__ENTRIES SUPPLIED__.
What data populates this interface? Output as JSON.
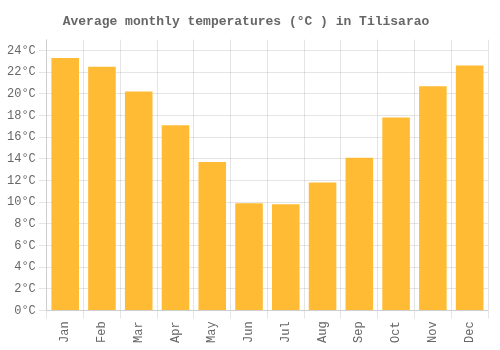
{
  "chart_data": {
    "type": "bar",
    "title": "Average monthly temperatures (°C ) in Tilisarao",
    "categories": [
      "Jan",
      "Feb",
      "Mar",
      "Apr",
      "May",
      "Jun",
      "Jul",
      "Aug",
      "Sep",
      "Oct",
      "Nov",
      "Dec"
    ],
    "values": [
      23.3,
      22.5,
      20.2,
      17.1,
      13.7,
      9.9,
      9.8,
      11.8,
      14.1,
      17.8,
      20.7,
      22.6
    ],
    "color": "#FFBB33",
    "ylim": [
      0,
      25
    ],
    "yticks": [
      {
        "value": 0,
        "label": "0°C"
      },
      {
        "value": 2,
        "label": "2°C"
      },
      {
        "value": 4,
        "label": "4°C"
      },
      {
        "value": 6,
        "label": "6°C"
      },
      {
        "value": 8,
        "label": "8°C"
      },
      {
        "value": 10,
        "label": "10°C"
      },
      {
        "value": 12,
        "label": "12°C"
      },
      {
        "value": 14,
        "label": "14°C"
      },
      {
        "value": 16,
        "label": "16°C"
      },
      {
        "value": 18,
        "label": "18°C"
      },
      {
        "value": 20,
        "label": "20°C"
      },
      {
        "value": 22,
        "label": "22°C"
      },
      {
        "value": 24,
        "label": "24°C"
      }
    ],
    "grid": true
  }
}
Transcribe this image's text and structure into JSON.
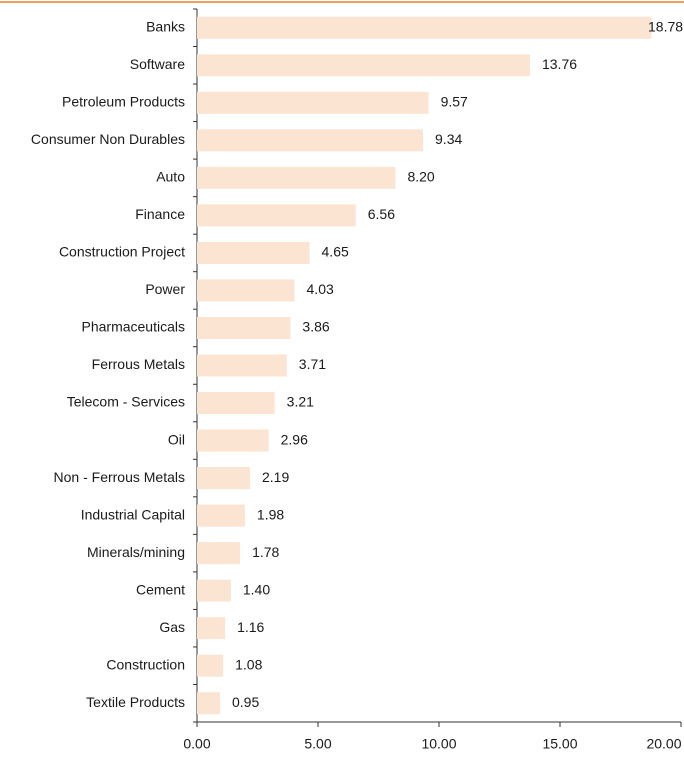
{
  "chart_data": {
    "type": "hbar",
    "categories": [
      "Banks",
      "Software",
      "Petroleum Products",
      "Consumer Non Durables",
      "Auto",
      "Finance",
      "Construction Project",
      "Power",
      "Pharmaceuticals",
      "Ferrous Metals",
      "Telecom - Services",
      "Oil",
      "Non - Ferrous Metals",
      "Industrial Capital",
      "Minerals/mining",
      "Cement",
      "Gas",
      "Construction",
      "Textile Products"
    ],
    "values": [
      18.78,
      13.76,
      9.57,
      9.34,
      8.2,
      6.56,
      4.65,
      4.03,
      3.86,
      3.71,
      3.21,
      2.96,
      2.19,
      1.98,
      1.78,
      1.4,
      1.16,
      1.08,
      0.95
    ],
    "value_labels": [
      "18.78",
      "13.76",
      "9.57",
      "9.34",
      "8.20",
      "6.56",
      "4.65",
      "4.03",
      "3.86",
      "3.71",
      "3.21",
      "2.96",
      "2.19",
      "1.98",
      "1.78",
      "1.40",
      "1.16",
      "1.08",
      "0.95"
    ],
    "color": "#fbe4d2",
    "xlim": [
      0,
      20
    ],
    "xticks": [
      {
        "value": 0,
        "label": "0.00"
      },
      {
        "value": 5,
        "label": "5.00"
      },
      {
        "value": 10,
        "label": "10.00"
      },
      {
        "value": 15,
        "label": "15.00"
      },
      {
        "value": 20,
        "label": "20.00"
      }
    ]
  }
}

__WHAT IS NEEDED__.
Where a line in the material contains "Products", copy that line.

__PROBLEM SOLUTION__.
      "Petroleum Products",
      "Textile Products"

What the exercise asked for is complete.